[Start of GIVEN DATA]

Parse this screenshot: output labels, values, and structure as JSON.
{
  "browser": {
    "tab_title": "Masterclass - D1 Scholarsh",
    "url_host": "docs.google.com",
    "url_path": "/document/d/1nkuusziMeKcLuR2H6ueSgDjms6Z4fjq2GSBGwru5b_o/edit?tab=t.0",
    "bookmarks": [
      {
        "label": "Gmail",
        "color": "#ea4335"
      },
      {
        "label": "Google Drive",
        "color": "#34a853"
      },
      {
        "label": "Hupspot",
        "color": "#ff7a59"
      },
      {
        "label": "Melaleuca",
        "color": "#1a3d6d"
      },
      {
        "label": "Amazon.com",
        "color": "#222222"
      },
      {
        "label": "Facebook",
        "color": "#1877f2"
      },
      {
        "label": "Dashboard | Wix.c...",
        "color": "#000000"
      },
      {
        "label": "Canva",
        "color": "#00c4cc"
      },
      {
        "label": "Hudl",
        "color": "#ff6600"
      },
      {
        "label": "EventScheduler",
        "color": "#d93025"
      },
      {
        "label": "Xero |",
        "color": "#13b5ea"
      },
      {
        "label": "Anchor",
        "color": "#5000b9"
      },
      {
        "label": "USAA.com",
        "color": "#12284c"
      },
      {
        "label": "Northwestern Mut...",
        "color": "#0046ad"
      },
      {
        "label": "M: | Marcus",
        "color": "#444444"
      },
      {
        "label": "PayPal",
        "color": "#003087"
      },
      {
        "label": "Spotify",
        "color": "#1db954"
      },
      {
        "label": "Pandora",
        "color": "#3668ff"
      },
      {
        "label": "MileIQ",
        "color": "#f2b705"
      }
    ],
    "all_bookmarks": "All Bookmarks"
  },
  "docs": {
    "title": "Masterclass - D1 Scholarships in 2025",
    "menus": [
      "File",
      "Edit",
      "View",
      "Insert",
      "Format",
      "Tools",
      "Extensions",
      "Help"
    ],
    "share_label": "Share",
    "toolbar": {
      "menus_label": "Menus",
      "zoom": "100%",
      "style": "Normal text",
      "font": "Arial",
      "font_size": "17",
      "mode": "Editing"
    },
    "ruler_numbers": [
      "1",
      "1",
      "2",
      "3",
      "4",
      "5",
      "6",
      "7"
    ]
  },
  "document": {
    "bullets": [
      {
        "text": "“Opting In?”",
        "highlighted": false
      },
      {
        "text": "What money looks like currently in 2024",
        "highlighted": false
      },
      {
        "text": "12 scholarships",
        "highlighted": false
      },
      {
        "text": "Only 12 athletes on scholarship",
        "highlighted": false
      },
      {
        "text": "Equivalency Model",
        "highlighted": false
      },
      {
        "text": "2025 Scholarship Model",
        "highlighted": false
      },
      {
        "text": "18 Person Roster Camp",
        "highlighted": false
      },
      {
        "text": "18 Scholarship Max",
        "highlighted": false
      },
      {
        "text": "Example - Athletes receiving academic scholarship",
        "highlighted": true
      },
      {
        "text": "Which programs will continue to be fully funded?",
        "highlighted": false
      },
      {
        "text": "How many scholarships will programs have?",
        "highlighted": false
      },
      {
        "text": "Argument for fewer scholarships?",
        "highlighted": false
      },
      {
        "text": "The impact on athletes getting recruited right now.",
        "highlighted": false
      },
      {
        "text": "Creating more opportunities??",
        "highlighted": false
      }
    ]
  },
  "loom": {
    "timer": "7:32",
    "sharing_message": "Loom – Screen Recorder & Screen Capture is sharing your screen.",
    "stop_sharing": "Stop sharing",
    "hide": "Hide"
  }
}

[End of GIVEN DATA]

DESCRIPTION OF THE TASK: Gather each line of the listing that holds the string "programs".

WRITTEN SOLUTION:
        "text": "Which programs will continue to be fully funded?",
        "text": "How many scholarships will programs have?",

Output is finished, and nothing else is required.